(Entries with figure data)
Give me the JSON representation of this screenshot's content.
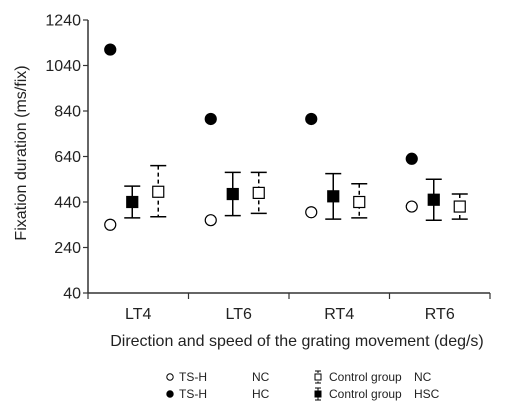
{
  "chart_data": {
    "type": "scatter",
    "categories": [
      "LT4",
      "LT6",
      "RT4",
      "RT6"
    ],
    "xlabel": "Direction and speed of the grating movement (deg/s)",
    "ylabel": "Fixation duration (ms/fix)",
    "ylim": [
      40,
      1240
    ],
    "yticks": [
      40,
      240,
      440,
      640,
      840,
      1040,
      1240
    ],
    "grid": false,
    "legend_position": "bottom",
    "series": [
      {
        "name": "TS-H   NC",
        "marker": "open-circle",
        "values": [
          340,
          360,
          395,
          420
        ]
      },
      {
        "name": "TS-H   HC",
        "marker": "filled-circle",
        "values": [
          1110,
          805,
          805,
          630
        ]
      },
      {
        "name": "Control group   HSC",
        "marker": "filled-square-errorbar",
        "line": "solid",
        "values": [
          440,
          475,
          465,
          450
        ],
        "error_low": [
          370,
          380,
          365,
          360
        ],
        "error_high": [
          510,
          570,
          565,
          540
        ]
      },
      {
        "name": "Control group   NC",
        "marker": "open-square-errorbar",
        "line": "dashed",
        "values": [
          485,
          480,
          440,
          420
        ],
        "error_low": [
          375,
          390,
          370,
          365
        ],
        "error_high": [
          600,
          570,
          520,
          475
        ]
      }
    ],
    "legend": [
      {
        "marker": "open-circle",
        "group": "TS-H",
        "condition": "NC"
      },
      {
        "marker": "filled-circle",
        "group": "TS-H",
        "condition": "HC"
      },
      {
        "marker": "open-square-errorbar",
        "group": "Control group",
        "condition": "NC"
      },
      {
        "marker": "filled-square-errorbar",
        "group": "Control group",
        "condition": "HSC"
      }
    ]
  }
}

EXERCISE OBJECTIVE: Write the lines above out again exactly, without any of their pictures.

REPLY:
Give me the JSON representation of this screenshot's content.
{
  "chart_data": {
    "type": "scatter",
    "categories": [
      "LT4",
      "LT6",
      "RT4",
      "RT6"
    ],
    "xlabel": "Direction and speed of the grating movement (deg/s)",
    "ylabel": "Fixation duration (ms/fix)",
    "ylim": [
      40,
      1240
    ],
    "yticks": [
      40,
      240,
      440,
      640,
      840,
      1040,
      1240
    ],
    "grid": false,
    "legend_position": "bottom",
    "series": [
      {
        "name": "TS-H   NC",
        "marker": "open-circle",
        "values": [
          340,
          360,
          395,
          420
        ]
      },
      {
        "name": "TS-H   HC",
        "marker": "filled-circle",
        "values": [
          1110,
          805,
          805,
          630
        ]
      },
      {
        "name": "Control group   HSC",
        "marker": "filled-square-errorbar",
        "line": "solid",
        "values": [
          440,
          475,
          465,
          450
        ],
        "error_low": [
          370,
          380,
          365,
          360
        ],
        "error_high": [
          510,
          570,
          565,
          540
        ]
      },
      {
        "name": "Control group   NC",
        "marker": "open-square-errorbar",
        "line": "dashed",
        "values": [
          485,
          480,
          440,
          420
        ],
        "error_low": [
          375,
          390,
          370,
          365
        ],
        "error_high": [
          600,
          570,
          520,
          475
        ]
      }
    ],
    "legend": [
      {
        "marker": "open-circle",
        "group": "TS-H",
        "condition": "NC"
      },
      {
        "marker": "filled-circle",
        "group": "TS-H",
        "condition": "HC"
      },
      {
        "marker": "open-square-errorbar",
        "group": "Control group",
        "condition": "NC"
      },
      {
        "marker": "filled-square-errorbar",
        "group": "Control group",
        "condition": "HSC"
      }
    ]
  }
}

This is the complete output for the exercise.